### WHAT NEEDS TO BE DONE
In the entries below, find every line with "image" and copy it.

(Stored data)
• • • •

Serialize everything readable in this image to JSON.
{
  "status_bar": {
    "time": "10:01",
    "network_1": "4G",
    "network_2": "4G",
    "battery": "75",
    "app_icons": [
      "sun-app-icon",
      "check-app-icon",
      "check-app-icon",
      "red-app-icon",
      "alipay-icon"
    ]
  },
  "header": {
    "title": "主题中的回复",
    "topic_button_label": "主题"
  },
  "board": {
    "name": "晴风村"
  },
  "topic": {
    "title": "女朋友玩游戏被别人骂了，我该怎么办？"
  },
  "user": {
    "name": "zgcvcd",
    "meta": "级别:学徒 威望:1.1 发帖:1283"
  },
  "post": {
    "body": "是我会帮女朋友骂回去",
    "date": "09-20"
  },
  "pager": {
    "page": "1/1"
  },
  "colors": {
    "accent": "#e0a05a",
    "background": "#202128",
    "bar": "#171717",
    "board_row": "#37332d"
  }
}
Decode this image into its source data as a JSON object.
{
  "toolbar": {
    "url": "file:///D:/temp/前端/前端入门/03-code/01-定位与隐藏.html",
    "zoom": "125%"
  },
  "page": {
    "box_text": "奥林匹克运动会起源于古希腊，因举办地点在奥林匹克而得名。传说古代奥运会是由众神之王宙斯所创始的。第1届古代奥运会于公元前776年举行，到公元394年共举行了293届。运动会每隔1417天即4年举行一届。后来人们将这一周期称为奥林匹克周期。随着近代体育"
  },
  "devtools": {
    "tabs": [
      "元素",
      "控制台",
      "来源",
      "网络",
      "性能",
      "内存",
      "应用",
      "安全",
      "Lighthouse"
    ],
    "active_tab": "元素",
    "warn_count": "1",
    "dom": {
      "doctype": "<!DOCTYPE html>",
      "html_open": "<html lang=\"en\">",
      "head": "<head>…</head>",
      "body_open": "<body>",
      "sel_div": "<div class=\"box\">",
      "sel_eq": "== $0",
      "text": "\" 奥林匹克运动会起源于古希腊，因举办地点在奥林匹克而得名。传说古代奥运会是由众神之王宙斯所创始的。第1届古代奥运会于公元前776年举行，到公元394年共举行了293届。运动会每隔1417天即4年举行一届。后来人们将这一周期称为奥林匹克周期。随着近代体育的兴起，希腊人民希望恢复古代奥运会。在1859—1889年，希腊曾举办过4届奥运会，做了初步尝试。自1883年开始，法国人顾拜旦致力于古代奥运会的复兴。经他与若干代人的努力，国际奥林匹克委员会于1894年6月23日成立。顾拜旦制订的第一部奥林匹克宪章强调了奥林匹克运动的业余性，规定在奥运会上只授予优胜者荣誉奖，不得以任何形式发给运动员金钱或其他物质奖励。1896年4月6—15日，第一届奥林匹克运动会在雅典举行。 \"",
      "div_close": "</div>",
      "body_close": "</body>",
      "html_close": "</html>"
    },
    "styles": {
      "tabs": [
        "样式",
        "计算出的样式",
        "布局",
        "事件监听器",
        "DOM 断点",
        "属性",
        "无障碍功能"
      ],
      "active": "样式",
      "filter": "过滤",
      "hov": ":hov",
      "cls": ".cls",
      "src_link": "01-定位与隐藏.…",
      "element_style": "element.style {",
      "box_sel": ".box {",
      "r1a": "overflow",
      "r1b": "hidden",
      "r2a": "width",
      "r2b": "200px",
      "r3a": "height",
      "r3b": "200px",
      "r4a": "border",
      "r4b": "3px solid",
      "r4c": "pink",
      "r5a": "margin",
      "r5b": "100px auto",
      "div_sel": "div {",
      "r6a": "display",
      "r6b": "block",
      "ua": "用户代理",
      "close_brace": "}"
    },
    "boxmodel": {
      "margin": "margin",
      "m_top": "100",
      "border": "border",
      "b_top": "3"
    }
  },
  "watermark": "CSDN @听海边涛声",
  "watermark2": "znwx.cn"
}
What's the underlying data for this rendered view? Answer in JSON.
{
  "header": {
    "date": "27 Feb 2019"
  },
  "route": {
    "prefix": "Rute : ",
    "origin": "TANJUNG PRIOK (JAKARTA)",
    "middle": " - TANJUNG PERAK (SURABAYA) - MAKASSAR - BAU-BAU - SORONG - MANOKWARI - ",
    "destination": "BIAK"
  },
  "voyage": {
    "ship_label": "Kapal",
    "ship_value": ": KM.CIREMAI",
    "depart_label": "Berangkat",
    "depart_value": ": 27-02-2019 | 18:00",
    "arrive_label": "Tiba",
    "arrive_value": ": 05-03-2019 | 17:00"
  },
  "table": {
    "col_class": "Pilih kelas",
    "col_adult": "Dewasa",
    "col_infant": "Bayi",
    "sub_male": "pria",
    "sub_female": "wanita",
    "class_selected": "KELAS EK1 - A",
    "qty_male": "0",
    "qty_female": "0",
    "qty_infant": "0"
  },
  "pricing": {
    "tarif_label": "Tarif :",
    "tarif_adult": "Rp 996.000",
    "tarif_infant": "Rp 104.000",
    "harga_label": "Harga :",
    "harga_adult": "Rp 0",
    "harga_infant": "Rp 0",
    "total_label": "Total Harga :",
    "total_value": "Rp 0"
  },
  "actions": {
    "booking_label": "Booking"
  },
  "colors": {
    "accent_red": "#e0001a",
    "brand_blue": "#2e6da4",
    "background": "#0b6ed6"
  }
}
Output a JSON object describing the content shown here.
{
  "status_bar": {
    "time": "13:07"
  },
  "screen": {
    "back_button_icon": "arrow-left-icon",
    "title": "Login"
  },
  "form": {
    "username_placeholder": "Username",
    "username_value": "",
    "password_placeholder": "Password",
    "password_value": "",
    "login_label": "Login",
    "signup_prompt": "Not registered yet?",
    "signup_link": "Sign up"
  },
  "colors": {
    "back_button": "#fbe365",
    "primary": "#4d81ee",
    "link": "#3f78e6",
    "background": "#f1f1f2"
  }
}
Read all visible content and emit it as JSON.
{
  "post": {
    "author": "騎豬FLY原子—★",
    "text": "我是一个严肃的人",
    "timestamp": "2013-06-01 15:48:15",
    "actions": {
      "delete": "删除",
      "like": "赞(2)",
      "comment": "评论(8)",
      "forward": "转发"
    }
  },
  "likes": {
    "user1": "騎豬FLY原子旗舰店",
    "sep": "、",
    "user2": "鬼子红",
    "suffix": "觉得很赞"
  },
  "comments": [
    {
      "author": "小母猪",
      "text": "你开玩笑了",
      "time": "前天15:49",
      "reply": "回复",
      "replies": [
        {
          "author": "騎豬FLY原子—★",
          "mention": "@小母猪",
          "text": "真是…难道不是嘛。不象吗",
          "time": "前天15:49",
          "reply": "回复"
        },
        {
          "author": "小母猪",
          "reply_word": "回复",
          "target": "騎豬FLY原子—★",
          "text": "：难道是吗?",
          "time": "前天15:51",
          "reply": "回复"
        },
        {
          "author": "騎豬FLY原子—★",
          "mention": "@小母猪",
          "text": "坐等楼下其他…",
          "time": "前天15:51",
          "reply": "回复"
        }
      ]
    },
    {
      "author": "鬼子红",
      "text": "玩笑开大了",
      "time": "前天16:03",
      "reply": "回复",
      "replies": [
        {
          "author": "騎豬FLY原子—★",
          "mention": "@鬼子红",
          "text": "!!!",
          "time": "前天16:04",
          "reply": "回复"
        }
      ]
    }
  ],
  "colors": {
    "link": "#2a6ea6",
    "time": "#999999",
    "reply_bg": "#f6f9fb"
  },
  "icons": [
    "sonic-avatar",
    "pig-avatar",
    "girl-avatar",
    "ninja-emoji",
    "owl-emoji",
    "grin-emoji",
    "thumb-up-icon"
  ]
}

• • • •

### RESPONSE TO THE TASK
Serialize everything readable in this image to JSON.
Decode this image into its source data as a JSON object.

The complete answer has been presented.